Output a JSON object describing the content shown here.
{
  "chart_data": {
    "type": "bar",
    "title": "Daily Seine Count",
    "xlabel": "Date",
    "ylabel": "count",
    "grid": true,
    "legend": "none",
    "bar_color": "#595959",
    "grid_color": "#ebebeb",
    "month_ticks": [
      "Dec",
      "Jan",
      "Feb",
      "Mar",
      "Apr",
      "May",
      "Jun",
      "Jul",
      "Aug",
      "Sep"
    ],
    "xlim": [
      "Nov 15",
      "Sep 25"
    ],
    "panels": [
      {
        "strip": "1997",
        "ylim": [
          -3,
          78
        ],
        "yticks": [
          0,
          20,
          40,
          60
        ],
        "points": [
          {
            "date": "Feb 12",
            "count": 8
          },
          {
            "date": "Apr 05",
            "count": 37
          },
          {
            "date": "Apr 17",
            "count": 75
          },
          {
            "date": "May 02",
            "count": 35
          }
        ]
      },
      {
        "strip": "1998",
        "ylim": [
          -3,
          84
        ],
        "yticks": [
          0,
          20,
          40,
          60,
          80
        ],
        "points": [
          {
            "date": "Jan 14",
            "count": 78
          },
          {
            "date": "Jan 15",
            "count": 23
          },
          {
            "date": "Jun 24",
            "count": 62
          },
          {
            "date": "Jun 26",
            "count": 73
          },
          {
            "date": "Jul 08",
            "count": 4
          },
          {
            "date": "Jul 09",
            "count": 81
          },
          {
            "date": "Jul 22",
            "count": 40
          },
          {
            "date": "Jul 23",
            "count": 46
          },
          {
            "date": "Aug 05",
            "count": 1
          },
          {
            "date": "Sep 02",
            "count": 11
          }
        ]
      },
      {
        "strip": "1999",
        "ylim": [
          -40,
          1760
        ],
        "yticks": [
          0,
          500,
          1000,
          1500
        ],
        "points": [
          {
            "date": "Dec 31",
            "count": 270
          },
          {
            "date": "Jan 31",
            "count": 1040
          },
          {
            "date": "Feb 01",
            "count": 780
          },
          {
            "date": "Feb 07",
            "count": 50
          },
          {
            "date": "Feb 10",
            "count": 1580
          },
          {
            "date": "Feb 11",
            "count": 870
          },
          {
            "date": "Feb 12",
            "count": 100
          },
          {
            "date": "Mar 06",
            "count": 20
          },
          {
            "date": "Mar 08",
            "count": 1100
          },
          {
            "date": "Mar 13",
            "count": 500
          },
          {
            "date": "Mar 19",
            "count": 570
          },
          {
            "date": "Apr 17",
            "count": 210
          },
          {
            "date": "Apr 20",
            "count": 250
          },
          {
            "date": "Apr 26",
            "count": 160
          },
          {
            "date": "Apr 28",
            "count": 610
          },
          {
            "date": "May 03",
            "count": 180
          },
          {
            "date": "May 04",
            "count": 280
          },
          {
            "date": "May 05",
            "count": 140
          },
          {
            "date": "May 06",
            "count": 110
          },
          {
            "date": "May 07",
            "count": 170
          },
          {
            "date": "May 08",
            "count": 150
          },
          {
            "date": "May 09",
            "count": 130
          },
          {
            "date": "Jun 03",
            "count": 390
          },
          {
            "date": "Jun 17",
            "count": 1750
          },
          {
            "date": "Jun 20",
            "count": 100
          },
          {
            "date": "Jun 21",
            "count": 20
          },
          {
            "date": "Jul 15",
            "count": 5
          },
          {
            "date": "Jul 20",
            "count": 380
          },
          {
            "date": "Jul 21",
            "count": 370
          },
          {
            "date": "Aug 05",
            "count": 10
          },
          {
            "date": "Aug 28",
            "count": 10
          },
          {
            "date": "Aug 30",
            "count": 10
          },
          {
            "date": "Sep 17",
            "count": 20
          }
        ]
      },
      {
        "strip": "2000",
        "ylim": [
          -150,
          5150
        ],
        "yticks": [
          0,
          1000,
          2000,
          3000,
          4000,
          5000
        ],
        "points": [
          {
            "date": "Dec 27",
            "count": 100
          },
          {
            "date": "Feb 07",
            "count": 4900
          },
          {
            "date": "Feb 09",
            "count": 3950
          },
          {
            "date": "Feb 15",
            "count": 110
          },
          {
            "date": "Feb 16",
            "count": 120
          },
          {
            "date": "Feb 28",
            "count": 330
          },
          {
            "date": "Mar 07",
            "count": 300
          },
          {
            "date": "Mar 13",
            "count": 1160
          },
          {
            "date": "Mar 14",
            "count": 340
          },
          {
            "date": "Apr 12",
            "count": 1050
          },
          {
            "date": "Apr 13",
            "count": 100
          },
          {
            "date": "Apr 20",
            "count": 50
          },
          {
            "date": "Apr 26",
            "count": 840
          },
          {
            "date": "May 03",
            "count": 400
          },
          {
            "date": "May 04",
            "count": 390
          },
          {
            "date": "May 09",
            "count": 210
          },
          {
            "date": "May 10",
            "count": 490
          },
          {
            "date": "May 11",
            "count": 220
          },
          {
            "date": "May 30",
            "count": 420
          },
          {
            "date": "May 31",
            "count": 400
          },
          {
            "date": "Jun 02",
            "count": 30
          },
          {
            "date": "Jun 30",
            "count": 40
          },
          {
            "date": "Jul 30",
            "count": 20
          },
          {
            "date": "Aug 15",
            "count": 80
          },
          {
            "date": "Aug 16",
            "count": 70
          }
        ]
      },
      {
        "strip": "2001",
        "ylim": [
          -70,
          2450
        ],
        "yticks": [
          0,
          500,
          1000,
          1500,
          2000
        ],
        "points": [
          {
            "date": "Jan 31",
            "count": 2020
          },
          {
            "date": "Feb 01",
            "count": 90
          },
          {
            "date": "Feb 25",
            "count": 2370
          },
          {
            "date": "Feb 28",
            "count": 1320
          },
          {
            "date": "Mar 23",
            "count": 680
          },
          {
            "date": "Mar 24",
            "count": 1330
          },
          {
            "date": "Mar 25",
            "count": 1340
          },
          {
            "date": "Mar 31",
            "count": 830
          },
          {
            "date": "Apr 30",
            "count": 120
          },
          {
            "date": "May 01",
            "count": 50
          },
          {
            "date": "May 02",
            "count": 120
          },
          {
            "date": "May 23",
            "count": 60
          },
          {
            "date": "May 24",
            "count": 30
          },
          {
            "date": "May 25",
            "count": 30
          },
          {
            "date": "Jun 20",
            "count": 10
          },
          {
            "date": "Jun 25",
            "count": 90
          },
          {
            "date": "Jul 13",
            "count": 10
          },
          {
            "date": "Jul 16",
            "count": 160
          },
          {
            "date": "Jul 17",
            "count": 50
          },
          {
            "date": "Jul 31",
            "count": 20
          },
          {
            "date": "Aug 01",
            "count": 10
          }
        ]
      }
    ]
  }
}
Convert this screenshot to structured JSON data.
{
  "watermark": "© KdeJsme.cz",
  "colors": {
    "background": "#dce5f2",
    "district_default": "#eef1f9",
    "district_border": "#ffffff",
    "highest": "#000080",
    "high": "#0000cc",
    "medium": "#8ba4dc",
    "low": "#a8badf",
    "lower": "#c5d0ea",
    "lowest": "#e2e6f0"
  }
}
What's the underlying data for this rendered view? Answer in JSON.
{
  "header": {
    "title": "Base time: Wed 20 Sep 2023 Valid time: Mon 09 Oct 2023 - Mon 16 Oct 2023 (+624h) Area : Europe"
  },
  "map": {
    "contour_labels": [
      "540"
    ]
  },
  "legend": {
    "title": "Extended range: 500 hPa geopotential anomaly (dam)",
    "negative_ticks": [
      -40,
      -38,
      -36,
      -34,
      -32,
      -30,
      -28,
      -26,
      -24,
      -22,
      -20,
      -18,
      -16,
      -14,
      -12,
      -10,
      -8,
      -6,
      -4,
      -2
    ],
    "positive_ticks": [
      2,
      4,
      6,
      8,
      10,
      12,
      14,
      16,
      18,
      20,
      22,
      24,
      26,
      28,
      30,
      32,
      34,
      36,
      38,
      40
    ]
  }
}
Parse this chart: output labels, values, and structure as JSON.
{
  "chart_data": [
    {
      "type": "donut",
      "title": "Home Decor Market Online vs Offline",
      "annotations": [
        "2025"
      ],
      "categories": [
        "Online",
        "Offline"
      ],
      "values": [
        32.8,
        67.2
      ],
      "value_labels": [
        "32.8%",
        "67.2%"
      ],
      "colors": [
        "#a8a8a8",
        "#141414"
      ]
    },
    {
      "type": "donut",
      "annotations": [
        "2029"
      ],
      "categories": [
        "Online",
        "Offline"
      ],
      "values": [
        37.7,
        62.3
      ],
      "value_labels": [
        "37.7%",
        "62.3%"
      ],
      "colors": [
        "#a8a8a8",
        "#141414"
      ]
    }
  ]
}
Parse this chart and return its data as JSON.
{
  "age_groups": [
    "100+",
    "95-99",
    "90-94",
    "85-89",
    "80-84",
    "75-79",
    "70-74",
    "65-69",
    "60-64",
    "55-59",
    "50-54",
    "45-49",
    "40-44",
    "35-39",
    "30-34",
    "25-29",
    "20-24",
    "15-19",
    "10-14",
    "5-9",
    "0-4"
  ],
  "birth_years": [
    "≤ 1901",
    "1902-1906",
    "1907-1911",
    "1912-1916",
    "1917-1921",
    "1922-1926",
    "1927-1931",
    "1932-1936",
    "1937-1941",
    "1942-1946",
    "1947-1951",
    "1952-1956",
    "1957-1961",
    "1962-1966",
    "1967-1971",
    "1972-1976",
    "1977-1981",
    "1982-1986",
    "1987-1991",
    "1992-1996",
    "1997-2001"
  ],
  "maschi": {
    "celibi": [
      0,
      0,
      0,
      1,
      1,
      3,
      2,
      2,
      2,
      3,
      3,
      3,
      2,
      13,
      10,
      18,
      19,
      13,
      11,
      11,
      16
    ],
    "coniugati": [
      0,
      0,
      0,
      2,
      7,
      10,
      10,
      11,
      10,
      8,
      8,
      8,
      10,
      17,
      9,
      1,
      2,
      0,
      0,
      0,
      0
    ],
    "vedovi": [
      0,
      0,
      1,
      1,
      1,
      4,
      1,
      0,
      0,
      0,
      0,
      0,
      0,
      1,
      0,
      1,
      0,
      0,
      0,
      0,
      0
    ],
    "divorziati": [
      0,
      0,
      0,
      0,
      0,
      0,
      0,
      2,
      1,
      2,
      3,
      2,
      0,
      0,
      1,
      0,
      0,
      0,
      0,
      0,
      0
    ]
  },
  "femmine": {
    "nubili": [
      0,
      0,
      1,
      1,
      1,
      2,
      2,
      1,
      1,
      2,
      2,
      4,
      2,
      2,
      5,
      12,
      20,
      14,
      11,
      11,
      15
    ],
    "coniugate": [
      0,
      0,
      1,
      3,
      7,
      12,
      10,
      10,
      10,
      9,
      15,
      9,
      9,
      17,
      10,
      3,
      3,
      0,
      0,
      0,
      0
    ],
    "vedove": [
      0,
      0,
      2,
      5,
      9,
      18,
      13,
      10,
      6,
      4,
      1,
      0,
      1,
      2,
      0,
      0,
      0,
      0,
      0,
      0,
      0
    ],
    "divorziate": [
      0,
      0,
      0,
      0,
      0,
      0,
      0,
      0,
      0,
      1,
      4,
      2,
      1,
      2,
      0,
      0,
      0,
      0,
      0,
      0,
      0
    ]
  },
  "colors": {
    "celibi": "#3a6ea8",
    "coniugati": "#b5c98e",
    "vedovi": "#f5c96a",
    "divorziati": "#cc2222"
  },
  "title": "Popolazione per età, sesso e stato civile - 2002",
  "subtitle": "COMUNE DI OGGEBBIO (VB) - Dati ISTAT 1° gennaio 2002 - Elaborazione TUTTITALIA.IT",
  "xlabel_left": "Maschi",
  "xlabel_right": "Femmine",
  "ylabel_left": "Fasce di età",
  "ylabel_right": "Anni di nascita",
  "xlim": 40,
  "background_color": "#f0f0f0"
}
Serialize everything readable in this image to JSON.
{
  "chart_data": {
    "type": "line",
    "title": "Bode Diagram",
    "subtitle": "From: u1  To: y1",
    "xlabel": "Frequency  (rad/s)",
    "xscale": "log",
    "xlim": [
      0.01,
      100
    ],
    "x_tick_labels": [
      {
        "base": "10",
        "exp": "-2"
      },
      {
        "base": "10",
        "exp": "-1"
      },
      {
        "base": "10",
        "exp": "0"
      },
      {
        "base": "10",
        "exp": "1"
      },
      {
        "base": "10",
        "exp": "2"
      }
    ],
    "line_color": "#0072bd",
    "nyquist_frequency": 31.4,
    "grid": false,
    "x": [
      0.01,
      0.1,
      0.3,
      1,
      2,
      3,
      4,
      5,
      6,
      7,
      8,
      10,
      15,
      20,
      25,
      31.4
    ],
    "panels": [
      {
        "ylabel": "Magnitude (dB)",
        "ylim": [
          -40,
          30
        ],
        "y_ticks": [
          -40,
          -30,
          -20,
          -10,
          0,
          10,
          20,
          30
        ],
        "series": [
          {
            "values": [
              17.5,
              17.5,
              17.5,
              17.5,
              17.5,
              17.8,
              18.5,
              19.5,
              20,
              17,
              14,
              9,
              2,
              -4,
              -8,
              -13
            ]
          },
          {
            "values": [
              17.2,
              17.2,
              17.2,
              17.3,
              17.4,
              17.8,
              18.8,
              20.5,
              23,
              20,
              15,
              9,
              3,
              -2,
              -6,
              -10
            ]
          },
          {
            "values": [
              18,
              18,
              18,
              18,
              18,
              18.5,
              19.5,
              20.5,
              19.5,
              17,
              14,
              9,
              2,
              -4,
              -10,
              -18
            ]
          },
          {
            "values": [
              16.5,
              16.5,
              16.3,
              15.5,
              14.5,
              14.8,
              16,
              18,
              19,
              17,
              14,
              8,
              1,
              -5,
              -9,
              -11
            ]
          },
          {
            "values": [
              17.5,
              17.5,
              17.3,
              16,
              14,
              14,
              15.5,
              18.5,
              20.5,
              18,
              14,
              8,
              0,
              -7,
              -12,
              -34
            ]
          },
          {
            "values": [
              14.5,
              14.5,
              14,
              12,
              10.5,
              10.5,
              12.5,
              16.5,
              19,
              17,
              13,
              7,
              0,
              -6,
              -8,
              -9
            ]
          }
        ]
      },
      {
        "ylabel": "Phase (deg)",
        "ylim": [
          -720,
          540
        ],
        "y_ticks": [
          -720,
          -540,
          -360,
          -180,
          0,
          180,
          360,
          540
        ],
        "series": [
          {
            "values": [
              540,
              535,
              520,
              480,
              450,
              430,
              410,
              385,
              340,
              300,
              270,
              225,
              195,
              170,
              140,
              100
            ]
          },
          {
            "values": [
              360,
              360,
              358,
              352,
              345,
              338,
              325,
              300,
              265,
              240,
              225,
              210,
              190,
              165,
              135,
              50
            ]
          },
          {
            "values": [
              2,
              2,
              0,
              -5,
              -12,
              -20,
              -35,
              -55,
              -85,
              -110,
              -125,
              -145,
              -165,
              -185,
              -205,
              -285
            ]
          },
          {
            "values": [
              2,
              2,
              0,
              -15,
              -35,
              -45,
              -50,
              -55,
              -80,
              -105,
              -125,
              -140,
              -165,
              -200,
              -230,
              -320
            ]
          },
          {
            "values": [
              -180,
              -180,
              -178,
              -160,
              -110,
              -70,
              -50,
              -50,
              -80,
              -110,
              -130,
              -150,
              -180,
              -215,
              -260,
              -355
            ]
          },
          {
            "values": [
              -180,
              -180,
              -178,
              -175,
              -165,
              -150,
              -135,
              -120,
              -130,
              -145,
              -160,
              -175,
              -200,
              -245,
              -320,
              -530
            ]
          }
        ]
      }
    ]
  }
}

=== What to work on ===
From the data above, copy each line that holds "this".

=== Correct result ===
Convert this screenshot to structured JSON data.
What's the underlying data for this rendered view? Answer in JSON.
Parse this chart: output labels, values, and structure as JSON.
Parse this chart and return its data as JSON.
Serialize everything readable in this image to JSON.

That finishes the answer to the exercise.